— Start DATA SUPPLIED —

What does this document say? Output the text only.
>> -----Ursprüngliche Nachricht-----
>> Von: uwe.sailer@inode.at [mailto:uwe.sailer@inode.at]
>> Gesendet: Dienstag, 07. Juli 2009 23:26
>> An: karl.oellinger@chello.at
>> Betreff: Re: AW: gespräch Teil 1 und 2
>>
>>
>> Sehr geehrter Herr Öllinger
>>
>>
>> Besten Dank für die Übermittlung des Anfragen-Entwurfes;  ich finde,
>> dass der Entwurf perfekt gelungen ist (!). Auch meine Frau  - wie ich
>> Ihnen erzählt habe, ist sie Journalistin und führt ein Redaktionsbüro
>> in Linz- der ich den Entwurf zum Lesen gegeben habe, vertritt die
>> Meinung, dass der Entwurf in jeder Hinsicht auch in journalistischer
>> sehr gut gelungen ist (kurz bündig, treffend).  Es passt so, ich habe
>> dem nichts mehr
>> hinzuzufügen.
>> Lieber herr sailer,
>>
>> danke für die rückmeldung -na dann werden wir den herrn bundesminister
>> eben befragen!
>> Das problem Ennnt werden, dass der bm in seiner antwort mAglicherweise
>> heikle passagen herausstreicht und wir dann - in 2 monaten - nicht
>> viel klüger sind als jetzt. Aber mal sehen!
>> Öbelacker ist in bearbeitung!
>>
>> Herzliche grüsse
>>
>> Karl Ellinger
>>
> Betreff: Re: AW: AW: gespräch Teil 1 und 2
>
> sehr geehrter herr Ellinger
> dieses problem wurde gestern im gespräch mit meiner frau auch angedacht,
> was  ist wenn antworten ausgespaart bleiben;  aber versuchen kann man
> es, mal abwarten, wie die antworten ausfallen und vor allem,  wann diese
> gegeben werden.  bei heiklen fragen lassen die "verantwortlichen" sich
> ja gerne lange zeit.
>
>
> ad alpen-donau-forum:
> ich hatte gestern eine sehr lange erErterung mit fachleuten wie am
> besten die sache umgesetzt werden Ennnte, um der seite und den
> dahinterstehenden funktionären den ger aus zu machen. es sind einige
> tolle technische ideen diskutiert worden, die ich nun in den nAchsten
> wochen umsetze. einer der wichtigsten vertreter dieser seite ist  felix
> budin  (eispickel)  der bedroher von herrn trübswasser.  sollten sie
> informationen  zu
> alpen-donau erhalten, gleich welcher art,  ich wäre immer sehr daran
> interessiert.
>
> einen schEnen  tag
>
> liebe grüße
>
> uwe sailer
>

— End DATA SUPPLIED —
— Start DATA SUPPLIED —

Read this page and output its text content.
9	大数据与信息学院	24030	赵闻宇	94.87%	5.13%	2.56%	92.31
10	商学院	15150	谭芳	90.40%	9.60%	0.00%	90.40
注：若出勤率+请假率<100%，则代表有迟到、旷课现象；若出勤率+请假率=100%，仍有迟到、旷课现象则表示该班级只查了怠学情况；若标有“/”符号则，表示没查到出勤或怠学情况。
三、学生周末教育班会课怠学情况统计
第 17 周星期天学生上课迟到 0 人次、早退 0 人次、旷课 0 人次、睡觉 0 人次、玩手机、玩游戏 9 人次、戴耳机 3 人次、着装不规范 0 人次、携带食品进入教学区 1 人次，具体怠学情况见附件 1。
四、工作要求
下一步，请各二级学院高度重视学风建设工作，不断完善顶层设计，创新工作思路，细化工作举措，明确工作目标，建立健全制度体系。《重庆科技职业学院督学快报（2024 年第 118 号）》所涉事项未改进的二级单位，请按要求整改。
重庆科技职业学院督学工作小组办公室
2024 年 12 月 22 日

— End DATA SUPPLIED —
— Start DATA SUPPLIED —

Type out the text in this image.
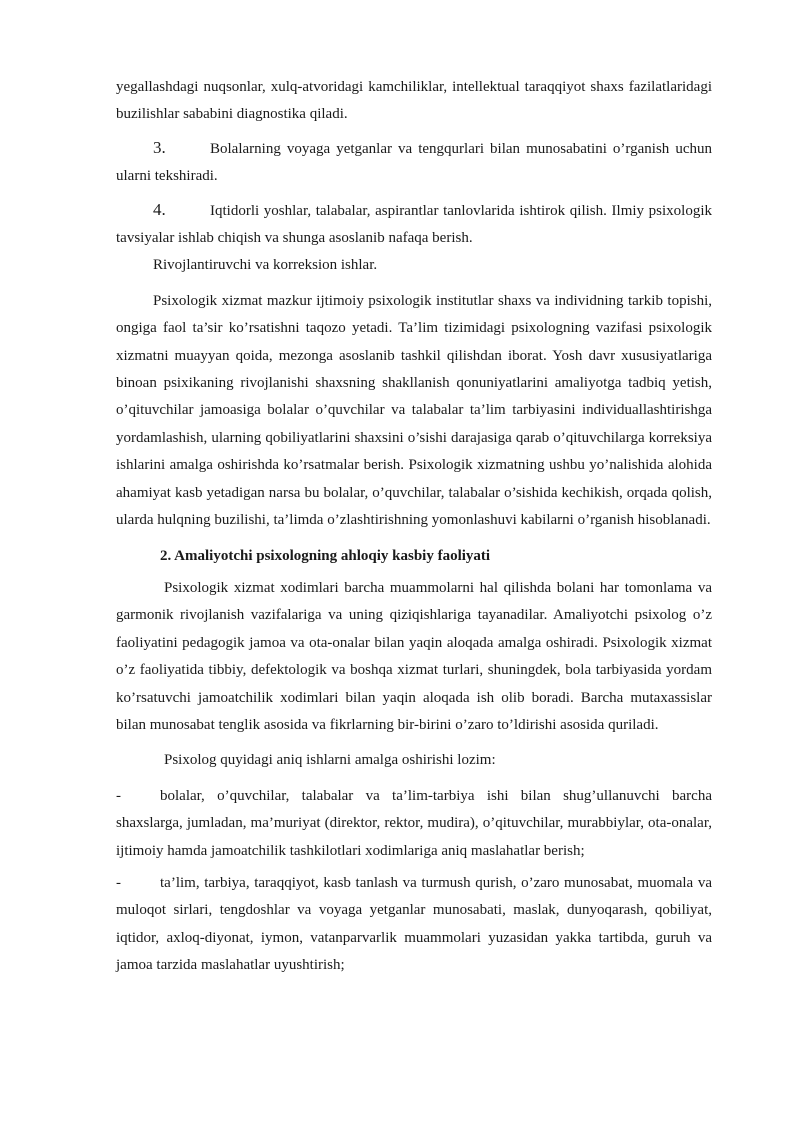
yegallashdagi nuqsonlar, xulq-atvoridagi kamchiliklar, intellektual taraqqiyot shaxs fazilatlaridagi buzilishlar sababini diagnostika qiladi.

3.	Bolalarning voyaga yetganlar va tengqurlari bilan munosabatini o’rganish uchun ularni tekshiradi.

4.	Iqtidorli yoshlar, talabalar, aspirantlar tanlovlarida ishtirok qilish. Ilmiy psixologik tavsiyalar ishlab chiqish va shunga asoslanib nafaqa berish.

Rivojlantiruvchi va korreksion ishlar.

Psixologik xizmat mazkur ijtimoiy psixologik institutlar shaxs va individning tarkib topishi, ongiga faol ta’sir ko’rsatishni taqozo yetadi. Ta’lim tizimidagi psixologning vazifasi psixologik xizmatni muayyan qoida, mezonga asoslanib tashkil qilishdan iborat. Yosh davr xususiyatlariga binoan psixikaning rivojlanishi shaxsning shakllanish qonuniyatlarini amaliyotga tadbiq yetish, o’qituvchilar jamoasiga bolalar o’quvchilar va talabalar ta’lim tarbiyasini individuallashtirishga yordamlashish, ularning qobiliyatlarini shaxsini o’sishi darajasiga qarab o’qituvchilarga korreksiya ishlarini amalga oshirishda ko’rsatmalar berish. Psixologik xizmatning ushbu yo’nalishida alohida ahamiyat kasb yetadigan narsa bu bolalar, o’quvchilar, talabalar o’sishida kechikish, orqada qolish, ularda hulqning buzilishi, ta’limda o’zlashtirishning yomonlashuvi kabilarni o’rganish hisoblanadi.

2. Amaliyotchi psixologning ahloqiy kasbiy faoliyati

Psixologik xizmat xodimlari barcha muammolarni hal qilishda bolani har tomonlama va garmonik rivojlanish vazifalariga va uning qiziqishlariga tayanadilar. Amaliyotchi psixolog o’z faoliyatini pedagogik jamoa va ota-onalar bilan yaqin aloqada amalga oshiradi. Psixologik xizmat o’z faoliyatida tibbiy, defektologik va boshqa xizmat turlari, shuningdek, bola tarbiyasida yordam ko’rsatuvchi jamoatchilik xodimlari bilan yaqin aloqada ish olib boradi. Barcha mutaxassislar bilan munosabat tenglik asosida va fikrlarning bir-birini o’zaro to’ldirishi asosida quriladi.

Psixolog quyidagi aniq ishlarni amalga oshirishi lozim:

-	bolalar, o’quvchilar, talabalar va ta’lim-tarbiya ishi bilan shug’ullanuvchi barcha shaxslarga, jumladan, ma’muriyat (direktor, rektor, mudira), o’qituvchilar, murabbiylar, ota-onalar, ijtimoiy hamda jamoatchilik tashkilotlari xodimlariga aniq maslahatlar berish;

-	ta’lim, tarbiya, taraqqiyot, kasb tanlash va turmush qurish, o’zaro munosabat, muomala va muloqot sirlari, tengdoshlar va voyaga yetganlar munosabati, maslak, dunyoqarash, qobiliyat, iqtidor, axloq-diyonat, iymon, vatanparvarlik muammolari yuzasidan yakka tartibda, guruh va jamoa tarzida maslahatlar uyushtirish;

— End DATA SUPPLIED —

## TASK STATEMENT
Copy every line of the listing containing the string "seite".

## IN RESPONSE
> besten die sache umgesetzt werden Ennnte, um der seite und den
> wochen umsetze. einer der wichtigsten vertreter dieser seite ist  felix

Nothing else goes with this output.